--- START Selected extract ---

29.7.10

Keystone State of Mind

Hur hur, I'm so funny, thieving from Jay-Z. Because everybody should do that at least once in their life. And yes, I did just investigate the grammar of that last sentence. Shh, if you don't tell, I won't. Onward!

Corn stalks, though fragile, can form quite a formidable barrier en masse. I can sympathize with Bing Crosby as he begs meltingly, "Don't fence me in." Somewhere between September 8th and the present day, my piedmont hills with their fur of rye, alfalfa, and the inescapable corn have lost their charm. Now where once they romanced my soul and left me longing to send my roots down into their soil, they crowd around me as if they would eventually enfold me entirely. I once said that I would like to be buried without a casket in the sweet, dry dirt of a field, but I didn't think that my world would take me seriously.

And no, while I have my personal paranoias, that's not really one of them. It's merely a means of describing the shift of perspective that I have undergone since leaving IMPACT: my "Keystone State of mind." Working 50 hours or 6 days (one week, all 7) with no end in sight has trapped me, strapping on a pair of binoculars that funnel out the great wide world and leave only Lancaster in view. I am so tired and bound up in it that I don't even care about school anymore. This is what it means to trudge.

--- END Selected extract ---
--- START Recorded information ---

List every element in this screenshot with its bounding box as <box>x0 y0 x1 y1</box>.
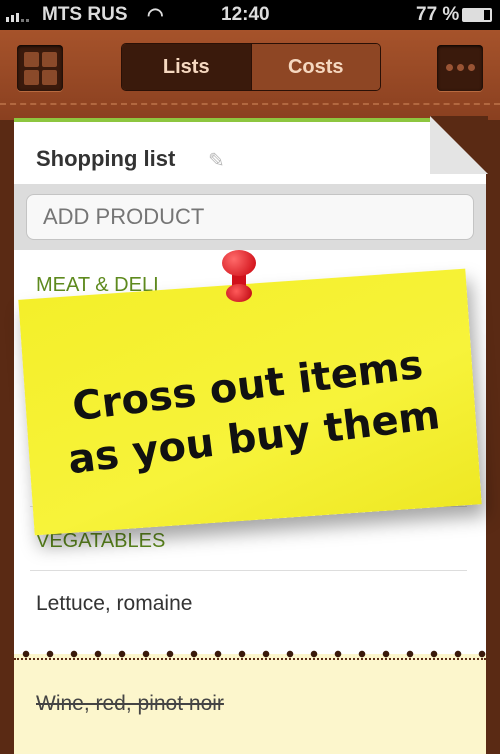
more-button[interactable] <box>437 45 483 91</box>
divider <box>30 570 467 571</box>
page-curl[interactable] <box>430 116 488 174</box>
binding-holes <box>14 650 486 658</box>
wifi-icon: ◠ <box>147 5 164 26</box>
grid-icon <box>24 52 57 85</box>
carrier: MTS RUS <box>42 4 128 25</box>
more-icon <box>446 64 475 71</box>
pushpin-icon <box>220 250 260 308</box>
lists-grid-button[interactable] <box>17 45 63 91</box>
note-text: Cross out items as you buy them <box>59 338 443 487</box>
list-title: Shopping list <box>36 146 176 171</box>
stitch-divider <box>0 103 500 105</box>
list-item[interactable]: Lettuce, romaine <box>36 592 192 616</box>
clock: 12:40 <box>221 4 270 25</box>
tab-lists[interactable]: Lists <box>122 44 251 90</box>
battery-icon <box>462 8 492 22</box>
add-product-bar <box>14 184 486 250</box>
stitch-divider <box>14 658 486 660</box>
nav-bar: Lists Costs <box>0 30 500 120</box>
sticky-note-overlay: Cross out items as you buy them <box>18 268 482 536</box>
purchased-section: Wine, red, pinot noir <box>14 650 486 754</box>
add-product-input[interactable] <box>26 194 474 240</box>
edit-pencil-icon[interactable]: ✎ <box>208 148 225 173</box>
status-bar: MTS RUS ◠ 12:40 77 % <box>0 0 500 30</box>
signal-icon <box>6 10 29 22</box>
segmented-control: Lists Costs <box>122 44 380 90</box>
purchased-item[interactable]: Wine, red, pinot noir <box>36 692 224 716</box>
tab-costs[interactable]: Costs <box>250 44 380 90</box>
battery-percent: 77 % <box>416 4 460 25</box>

--- END Recorded information ---

▸ **Exercise aim**
Answer these questions about the "Keystone State of Mind" post:
1. Which singer does the writer picture begging "Don't fence me in"?
2. What three crops cover the piedmont hills?
3. Through the figurative binoculars, which place is the only one left in view?

▸ **Written solution**
1. Bing Crosby
2. Rye, alfalfa, and corn
3. Lancaster